EXERCISE INSTRUCTIONS: Gather, from the listing beneath this task, every line holding the string "name".

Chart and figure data
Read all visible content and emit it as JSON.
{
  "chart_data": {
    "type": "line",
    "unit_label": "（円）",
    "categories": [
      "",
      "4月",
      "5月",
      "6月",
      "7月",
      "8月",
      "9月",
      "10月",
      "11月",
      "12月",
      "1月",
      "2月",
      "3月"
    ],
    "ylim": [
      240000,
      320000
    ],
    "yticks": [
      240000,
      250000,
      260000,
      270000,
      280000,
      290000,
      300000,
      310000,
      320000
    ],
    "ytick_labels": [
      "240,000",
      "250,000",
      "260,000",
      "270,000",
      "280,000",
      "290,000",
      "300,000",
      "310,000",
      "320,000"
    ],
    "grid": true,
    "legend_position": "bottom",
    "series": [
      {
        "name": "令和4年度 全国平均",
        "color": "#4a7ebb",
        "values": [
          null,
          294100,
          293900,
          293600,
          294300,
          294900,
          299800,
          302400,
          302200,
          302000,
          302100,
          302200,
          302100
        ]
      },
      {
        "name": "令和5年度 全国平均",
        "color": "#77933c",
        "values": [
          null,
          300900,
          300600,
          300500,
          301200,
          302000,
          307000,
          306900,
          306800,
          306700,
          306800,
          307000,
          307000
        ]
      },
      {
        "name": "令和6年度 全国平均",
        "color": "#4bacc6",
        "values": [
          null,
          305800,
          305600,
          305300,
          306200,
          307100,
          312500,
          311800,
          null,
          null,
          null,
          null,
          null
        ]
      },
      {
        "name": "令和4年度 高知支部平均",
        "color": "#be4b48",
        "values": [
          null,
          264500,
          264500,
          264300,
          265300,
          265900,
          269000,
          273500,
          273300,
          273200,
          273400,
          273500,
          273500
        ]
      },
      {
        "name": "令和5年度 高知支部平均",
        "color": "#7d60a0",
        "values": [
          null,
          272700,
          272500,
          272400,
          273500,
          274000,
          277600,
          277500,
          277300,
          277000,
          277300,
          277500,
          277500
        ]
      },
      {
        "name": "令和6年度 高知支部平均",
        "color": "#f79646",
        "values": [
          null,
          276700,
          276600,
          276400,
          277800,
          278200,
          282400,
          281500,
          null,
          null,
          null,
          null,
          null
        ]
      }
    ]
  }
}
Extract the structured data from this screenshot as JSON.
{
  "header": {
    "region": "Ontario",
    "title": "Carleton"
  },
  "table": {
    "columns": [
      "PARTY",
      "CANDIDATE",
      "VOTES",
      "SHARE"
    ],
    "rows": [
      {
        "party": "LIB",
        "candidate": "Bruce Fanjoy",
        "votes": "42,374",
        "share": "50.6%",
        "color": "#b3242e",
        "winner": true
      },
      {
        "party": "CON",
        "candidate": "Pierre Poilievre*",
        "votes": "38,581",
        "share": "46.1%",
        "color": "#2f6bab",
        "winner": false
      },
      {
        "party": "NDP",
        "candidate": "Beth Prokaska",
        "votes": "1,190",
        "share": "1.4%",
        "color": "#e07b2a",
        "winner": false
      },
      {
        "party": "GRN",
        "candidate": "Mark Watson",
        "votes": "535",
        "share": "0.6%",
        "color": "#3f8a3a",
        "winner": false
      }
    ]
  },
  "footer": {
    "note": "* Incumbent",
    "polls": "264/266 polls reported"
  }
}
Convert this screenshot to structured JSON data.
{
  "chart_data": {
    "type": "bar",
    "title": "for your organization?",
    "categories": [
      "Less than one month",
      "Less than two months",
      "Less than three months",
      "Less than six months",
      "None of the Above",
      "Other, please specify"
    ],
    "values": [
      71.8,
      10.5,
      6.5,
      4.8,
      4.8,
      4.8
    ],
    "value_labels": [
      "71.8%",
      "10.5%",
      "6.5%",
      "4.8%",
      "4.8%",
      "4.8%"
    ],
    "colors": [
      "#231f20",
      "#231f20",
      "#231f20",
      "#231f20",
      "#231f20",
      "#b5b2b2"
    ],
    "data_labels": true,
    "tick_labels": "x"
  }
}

EXERCISE SOLUTION:
        "name": "令和4年度 全国平均",
        "name": "令和5年度 全国平均",
        "name": "令和6年度 全国平均",
        "name": "令和4年度 高知支部平均",
        "name": "令和5年度 高知支部平均",
        "name": "令和6年度 高知支部平均",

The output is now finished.